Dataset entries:
:::::

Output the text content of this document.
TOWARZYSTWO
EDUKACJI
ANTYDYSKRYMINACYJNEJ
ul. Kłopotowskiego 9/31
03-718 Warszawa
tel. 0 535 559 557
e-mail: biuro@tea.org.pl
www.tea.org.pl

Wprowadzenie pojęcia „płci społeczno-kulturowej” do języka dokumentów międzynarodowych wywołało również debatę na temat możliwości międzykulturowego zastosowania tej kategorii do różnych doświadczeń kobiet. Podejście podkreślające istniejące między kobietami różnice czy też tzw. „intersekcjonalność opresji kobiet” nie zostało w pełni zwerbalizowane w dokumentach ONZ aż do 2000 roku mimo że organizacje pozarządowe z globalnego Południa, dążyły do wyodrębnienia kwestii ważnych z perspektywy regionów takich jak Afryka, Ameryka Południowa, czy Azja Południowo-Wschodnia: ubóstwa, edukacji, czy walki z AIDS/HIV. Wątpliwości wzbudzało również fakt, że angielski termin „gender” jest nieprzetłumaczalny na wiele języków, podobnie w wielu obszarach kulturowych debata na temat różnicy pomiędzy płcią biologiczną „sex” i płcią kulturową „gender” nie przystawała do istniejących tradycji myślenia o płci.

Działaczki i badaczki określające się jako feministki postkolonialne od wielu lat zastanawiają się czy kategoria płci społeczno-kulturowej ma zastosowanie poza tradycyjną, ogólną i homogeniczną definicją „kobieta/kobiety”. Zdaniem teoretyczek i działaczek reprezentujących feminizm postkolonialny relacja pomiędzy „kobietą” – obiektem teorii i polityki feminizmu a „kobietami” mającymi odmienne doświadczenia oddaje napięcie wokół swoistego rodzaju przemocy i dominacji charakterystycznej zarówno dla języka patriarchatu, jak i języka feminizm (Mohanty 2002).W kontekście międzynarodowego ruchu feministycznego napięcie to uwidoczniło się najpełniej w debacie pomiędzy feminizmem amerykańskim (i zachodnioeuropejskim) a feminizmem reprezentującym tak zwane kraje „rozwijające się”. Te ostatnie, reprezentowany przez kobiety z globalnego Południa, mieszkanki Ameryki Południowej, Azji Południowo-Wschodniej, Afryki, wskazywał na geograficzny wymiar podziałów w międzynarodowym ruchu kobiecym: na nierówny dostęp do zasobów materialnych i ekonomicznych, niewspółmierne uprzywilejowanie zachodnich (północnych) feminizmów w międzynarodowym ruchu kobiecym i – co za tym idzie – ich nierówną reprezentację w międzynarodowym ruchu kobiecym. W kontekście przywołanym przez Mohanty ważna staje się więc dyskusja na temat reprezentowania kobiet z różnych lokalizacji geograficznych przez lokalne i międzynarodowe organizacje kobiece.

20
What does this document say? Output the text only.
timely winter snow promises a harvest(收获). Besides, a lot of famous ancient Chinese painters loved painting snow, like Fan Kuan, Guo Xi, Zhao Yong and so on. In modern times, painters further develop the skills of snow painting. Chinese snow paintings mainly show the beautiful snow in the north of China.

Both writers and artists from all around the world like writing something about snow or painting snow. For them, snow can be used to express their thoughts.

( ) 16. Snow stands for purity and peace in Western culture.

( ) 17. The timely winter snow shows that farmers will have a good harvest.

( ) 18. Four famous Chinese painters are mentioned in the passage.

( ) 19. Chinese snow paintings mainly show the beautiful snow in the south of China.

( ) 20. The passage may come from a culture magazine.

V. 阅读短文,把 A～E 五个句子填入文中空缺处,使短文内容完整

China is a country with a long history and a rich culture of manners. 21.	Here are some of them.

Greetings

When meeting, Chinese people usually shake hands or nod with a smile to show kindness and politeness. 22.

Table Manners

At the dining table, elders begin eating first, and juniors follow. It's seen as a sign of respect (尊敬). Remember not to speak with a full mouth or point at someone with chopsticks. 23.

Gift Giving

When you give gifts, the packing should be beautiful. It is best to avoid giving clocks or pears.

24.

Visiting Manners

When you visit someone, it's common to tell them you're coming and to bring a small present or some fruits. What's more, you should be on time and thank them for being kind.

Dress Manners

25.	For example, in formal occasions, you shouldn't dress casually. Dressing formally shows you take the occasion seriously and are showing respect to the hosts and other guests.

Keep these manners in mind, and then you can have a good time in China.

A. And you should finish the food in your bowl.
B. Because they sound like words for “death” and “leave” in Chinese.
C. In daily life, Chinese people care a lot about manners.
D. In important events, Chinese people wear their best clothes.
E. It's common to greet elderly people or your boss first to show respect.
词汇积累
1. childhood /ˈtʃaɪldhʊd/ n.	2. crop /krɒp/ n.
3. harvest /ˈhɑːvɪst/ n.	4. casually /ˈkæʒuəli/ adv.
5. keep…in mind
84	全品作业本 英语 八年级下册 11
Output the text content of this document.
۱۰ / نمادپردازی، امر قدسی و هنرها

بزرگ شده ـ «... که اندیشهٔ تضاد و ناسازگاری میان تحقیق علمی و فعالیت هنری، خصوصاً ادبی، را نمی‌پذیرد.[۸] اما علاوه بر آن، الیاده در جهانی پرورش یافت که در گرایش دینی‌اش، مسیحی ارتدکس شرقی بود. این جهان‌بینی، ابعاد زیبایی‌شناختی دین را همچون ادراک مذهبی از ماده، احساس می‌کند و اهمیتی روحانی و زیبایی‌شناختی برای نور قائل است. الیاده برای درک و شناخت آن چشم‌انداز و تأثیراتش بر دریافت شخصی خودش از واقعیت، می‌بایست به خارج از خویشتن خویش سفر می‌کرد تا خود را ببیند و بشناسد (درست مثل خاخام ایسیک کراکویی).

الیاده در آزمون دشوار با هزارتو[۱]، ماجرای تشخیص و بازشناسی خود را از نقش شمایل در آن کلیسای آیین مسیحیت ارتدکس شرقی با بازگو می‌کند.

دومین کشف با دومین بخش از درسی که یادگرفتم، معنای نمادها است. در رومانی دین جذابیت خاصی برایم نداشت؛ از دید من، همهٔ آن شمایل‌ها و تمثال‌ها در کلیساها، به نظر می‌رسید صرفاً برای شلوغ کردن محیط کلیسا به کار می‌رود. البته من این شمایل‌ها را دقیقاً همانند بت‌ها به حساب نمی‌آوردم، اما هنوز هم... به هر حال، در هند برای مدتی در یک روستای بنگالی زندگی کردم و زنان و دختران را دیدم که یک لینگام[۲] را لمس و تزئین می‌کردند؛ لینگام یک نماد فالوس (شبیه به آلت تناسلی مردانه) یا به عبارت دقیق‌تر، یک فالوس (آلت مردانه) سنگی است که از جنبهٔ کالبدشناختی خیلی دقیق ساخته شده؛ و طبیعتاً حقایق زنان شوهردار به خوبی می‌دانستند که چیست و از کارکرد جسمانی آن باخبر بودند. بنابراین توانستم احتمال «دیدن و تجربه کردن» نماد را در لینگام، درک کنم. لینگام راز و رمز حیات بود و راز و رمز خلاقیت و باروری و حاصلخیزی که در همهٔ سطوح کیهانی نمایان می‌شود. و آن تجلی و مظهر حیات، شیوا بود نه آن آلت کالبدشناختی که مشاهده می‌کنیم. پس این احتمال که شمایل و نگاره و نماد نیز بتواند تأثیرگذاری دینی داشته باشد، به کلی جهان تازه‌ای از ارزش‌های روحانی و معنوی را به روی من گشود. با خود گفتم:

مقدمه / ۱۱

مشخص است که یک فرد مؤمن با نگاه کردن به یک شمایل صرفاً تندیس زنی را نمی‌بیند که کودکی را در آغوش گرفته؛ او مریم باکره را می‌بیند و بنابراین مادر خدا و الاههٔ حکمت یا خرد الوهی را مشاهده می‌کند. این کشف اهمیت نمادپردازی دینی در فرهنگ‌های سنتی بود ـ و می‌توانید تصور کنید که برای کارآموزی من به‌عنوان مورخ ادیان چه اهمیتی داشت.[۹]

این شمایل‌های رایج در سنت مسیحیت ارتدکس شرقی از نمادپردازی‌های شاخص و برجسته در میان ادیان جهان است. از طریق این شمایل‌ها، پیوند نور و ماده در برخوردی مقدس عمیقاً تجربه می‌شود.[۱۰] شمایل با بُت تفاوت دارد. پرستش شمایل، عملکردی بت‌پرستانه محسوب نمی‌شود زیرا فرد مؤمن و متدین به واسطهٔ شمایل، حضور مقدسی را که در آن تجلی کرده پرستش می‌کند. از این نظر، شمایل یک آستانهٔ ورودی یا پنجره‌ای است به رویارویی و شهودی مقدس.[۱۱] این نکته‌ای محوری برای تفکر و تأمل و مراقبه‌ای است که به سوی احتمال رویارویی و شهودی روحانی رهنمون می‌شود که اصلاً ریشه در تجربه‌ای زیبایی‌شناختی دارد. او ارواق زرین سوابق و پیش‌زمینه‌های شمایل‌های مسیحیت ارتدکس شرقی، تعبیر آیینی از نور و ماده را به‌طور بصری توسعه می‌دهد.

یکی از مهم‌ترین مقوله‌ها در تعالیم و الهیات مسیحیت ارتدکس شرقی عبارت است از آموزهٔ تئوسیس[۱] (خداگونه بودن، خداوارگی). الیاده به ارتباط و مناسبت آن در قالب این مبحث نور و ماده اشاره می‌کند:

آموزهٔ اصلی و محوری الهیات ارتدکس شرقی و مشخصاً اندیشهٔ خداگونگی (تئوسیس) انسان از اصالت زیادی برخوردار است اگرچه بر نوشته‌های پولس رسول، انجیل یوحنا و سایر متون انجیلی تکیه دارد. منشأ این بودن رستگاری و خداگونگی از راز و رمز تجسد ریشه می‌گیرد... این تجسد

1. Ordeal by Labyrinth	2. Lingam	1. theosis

:::::

Look through the listing above. Pick out each line with "casually" and copy it.

**Complete answer**.
25.	For example, in formal occasions, you shouldn't dress casually. Dressing formally shows you take the occasion seriously and are showing respect to the hosts and other guests.
3. harvest /ˈhɑːvɪst/ n.	4. casually /ˈkæʒuəli/ adv.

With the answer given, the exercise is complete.